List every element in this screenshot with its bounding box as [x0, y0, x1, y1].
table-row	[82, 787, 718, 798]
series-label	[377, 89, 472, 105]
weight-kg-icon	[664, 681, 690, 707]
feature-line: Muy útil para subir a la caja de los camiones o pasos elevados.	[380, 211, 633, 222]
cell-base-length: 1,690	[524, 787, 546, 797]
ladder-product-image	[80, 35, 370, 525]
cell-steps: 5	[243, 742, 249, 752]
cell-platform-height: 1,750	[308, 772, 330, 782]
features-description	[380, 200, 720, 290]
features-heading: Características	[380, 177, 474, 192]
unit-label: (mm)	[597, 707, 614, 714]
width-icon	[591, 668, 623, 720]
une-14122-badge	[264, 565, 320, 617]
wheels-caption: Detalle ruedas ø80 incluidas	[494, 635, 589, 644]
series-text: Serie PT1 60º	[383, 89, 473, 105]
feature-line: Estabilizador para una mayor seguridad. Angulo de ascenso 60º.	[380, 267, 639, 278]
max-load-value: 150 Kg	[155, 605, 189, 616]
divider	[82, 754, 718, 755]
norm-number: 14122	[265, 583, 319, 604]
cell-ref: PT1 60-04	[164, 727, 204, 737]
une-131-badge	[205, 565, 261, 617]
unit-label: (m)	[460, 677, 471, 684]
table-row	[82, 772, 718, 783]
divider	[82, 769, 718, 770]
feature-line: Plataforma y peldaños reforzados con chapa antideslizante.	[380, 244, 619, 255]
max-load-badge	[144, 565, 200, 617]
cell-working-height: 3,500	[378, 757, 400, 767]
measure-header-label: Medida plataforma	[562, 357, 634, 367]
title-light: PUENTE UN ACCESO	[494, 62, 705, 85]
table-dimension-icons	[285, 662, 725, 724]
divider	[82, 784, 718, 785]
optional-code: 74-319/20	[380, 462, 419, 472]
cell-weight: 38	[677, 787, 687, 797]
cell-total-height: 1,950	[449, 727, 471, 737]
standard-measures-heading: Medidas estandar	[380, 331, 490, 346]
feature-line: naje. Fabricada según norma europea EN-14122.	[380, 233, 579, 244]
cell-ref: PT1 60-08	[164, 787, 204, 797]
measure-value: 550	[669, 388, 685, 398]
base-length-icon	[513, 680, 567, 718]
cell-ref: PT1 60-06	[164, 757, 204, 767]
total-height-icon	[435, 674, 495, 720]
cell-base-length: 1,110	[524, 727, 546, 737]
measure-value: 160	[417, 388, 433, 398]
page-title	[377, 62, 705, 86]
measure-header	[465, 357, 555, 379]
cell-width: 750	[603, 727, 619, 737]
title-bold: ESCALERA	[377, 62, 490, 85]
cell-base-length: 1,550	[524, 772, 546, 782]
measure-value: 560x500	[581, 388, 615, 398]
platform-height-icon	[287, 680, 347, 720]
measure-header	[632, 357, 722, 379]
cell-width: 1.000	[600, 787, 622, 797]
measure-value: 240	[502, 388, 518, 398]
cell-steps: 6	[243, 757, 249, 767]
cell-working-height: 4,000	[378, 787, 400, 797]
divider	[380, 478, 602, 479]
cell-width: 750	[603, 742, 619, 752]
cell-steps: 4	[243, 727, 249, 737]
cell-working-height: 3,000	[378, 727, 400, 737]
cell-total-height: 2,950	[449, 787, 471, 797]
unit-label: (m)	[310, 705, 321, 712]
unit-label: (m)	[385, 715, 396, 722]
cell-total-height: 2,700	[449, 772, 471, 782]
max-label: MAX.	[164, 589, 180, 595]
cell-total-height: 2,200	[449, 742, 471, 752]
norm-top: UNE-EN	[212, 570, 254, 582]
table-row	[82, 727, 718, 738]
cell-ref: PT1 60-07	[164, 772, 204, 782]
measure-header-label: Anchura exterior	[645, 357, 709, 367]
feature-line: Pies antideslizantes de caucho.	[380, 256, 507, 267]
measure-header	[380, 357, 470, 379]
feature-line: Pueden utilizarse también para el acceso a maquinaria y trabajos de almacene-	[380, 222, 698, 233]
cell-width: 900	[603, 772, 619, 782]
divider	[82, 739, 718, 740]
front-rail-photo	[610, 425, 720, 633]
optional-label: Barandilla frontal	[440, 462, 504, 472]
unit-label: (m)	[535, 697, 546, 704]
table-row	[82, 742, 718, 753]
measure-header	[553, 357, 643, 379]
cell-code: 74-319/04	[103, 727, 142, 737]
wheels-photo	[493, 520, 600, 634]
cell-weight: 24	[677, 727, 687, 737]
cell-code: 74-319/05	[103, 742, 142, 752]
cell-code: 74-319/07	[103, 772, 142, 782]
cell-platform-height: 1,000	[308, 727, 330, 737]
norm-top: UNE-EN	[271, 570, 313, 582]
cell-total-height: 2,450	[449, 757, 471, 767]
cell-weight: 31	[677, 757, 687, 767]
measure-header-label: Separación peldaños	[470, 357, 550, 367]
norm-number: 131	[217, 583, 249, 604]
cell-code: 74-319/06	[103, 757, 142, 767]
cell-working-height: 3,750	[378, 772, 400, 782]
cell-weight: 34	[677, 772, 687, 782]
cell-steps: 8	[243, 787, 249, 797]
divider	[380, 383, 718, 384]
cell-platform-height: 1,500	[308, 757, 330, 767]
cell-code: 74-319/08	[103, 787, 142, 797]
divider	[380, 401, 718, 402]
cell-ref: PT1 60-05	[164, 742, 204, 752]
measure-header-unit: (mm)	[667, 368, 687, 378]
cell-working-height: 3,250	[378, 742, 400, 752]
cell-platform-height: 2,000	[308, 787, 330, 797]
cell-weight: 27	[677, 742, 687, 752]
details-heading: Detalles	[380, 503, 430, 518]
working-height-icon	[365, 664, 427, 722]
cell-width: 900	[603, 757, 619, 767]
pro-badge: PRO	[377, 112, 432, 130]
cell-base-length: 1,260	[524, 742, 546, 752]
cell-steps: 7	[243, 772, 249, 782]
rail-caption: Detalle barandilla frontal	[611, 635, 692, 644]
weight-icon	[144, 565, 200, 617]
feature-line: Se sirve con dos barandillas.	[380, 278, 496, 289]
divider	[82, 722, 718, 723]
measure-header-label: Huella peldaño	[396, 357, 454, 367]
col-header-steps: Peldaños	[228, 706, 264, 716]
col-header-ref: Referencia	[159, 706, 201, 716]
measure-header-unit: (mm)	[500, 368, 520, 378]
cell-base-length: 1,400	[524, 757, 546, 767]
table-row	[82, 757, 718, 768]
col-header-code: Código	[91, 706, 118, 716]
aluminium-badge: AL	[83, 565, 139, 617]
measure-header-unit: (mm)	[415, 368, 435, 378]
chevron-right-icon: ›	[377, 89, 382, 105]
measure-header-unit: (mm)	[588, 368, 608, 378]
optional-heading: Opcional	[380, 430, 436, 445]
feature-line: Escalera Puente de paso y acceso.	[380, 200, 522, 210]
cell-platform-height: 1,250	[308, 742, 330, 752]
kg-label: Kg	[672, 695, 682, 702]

Goal> Turn the whole listing above into a numbered list, leaving out any blank lines.

Right answer>
1. List every element in this screenshot with its bounding box as [x0, y0, x1, y1].
2. table-row	[82, 787, 718, 798]
3. series-label	[377, 89, 472, 105]
4. weight-kg-icon	[664, 681, 690, 707]
5. feature-line: Muy útil para subir a la caja de los camiones o pasos elevados.	[380, 211, 633, 222]
6. cell-base-length: 1,690	[524, 787, 546, 797]
7. ladder-product-image	[80, 35, 370, 525]
8. cell-steps: 5	[243, 742, 249, 752]
9. cell-platform-height: 1,750	[308, 772, 330, 782]
10. features-description	[380, 200, 720, 290]
11. features-heading: Características	[380, 177, 474, 192]
12. unit-label: (mm)	[597, 707, 614, 714]
13. width-icon	[591, 668, 623, 720]
14. une-14122-badge	[264, 565, 320, 617]
15. wheels-caption: Detalle ruedas ø80 incluidas	[494, 635, 589, 644]
16. series-text: Serie PT1 60º	[383, 89, 473, 105]
17. feature-line: Estabilizador para una mayor seguridad. Angulo de ascenso 60º.	[380, 267, 639, 278]
18. max-load-value: 150 Kg	[155, 605, 189, 616]
19. divider	[82, 754, 718, 755]
20. norm-number: 14122	[265, 583, 319, 604]
21. cell-ref: PT1 60-04	[164, 727, 204, 737]
22. une-131-badge	[205, 565, 261, 617]
23. unit-label: (m)	[460, 677, 471, 684]
24. table-row	[82, 772, 718, 783]
25. divider	[82, 769, 718, 770]
26. feature-line: Plataforma y peldaños reforzados con chapa antideslizante.	[380, 244, 619, 255]
27. max-load-badge	[144, 565, 200, 617]
28. cell-working-height: 3,500	[378, 757, 400, 767]
29. measure-header-label: Medida plataforma	[562, 357, 634, 367]
30. title-light: PUENTE UN ACCESO	[494, 62, 705, 85]
31. table-dimension-icons	[285, 662, 725, 724]
32. divider	[82, 784, 718, 785]
33. optional-code: 74-319/20	[380, 462, 419, 472]
34. cell-weight: 38	[677, 787, 687, 797]
35. cell-total-height: 1,950	[449, 727, 471, 737]
36. standard-measures-heading: Medidas estandar	[380, 331, 490, 346]
37. feature-line: naje. Fabricada según norma europea EN-14122.	[380, 233, 579, 244]
38. cell-ref: PT1 60-08	[164, 787, 204, 797]
39. measure-value: 550	[669, 388, 685, 398]
40. base-length-icon	[513, 680, 567, 718]
41. cell-ref: PT1 60-06	[164, 757, 204, 767]
42. total-height-icon	[435, 674, 495, 720]
43. cell-base-length: 1,110	[524, 727, 546, 737]
44. measure-value: 160	[417, 388, 433, 398]
45. page-title	[377, 62, 705, 86]
46. measure-header	[465, 357, 555, 379]
47. cell-width: 750	[603, 727, 619, 737]
48. title-bold: ESCALERA	[377, 62, 490, 85]
49. cell-base-length: 1,550	[524, 772, 546, 782]
50. measure-value: 560x500	[581, 388, 615, 398]
51. platform-height-icon	[287, 680, 347, 720]
52. measure-header	[632, 357, 722, 379]
53. cell-width: 1.000	[600, 787, 622, 797]
54. measure-value: 240	[502, 388, 518, 398]
55. cell-steps: 6	[243, 757, 249, 767]
56. cell-working-height: 4,000	[378, 787, 400, 797]
57. divider	[380, 478, 602, 479]
58. cell-width: 750	[603, 742, 619, 752]
59. cell-steps: 4	[243, 727, 249, 737]
60. cell-working-height: 3,000	[378, 727, 400, 737]
61. cell-total-height: 2,950	[449, 787, 471, 797]
62. unit-label: (m)	[310, 705, 321, 712]
63. unit-label: (m)	[385, 715, 396, 722]
64. cell-total-height: 2,700	[449, 772, 471, 782]
65. max-label: MAX.	[164, 589, 180, 595]
66. cell-total-height: 2,200	[449, 742, 471, 752]
67. norm-top: UNE-EN	[212, 570, 254, 582]
68. table-row	[82, 727, 718, 738]
69. cell-ref: PT1 60-07	[164, 772, 204, 782]
70. measure-header-label: Anchura exterior	[645, 357, 709, 367]
71. feature-line: Pies antideslizantes de caucho.	[380, 256, 507, 267]
72. measure-header	[380, 357, 470, 379]
73. feature-line: Pueden utilizarse también para el acceso a maquinaria y trabajos de almacene-	[380, 222, 698, 233]
74. cell-width: 900	[603, 772, 619, 782]
75. divider	[82, 739, 718, 740]
76. front-rail-photo	[610, 425, 720, 633]
77. optional-label: Barandilla frontal	[440, 462, 504, 472]
78. unit-label: (m)	[535, 697, 546, 704]
79. table-row	[82, 742, 718, 753]
80. measure-header	[553, 357, 643, 379]
81. cell-code: 74-319/04	[103, 727, 142, 737]
82. wheels-photo	[493, 520, 600, 634]
83. cell-weight: 24	[677, 727, 687, 737]
84. cell-code: 74-319/05	[103, 742, 142, 752]
85. cell-code: 74-319/07	[103, 772, 142, 782]
86. cell-platform-height: 1,000	[308, 727, 330, 737]
87. norm-top: UNE-EN	[271, 570, 313, 582]
88. cell-total-height: 2,450	[449, 757, 471, 767]
89. cell-weight: 31	[677, 757, 687, 767]
90. measure-header-label: Separación peldaños	[470, 357, 550, 367]
91. norm-number: 131	[217, 583, 249, 604]
92. cell-code: 74-319/06	[103, 757, 142, 767]
93. cell-working-height: 3,750	[378, 772, 400, 782]
94. cell-weight: 34	[677, 772, 687, 782]
95. cell-steps: 8	[243, 787, 249, 797]
96. divider	[380, 383, 718, 384]
97. cell-platform-height: 1,500	[308, 757, 330, 767]
98. cell-code: 74-319/08	[103, 787, 142, 797]
99. divider	[380, 401, 718, 402]
100. cell-ref: PT1 60-05	[164, 742, 204, 752]
101. measure-header-unit: (mm)	[667, 368, 687, 378]
102. cell-working-height: 3,250	[378, 742, 400, 752]
103. cell-platform-height: 2,000	[308, 787, 330, 797]
104. cell-weight: 27	[677, 742, 687, 752]
105. details-heading: Detalles	[380, 503, 430, 518]
106. working-height-icon	[365, 664, 427, 722]
107. cell-width: 900	[603, 757, 619, 767]
108. pro-badge: PRO	[377, 112, 432, 130]
109. cell-base-length: 1,260	[524, 742, 546, 752]
110. cell-steps: 7	[243, 772, 249, 782]
111. rail-caption: Detalle barandilla frontal	[611, 635, 692, 644]
112. weight-icon	[144, 565, 200, 617]
113. feature-line: Se sirve con dos barandillas.	[380, 278, 496, 289]
114. divider	[82, 722, 718, 723]
115. measure-header-label: Huella peldaño	[396, 357, 454, 367]
116. col-header-steps: Peldaños	[228, 706, 264, 716]
117. col-header-ref: Referencia	[159, 706, 201, 716]
118. measure-header-unit: (mm)	[500, 368, 520, 378]
119. cell-base-length: 1,400	[524, 757, 546, 767]
120. table-row	[82, 757, 718, 768]
121. col-header-code: Código	[91, 706, 118, 716]
122. aluminium-badge: AL	[83, 565, 139, 617]
123. measure-header-unit: (mm)	[415, 368, 435, 378]
124. chevron-right-icon: ›	[377, 89, 382, 105]
125. measure-header-unit: (mm)	[588, 368, 608, 378]
126. optional-heading: Opcional	[380, 430, 436, 445]
127. feature-line: Escalera Puente de paso y acceso.	[380, 200, 522, 210]
128. cell-platform-height: 1,250	[308, 742, 330, 752]
129. kg-label: Kg	[672, 695, 682, 702]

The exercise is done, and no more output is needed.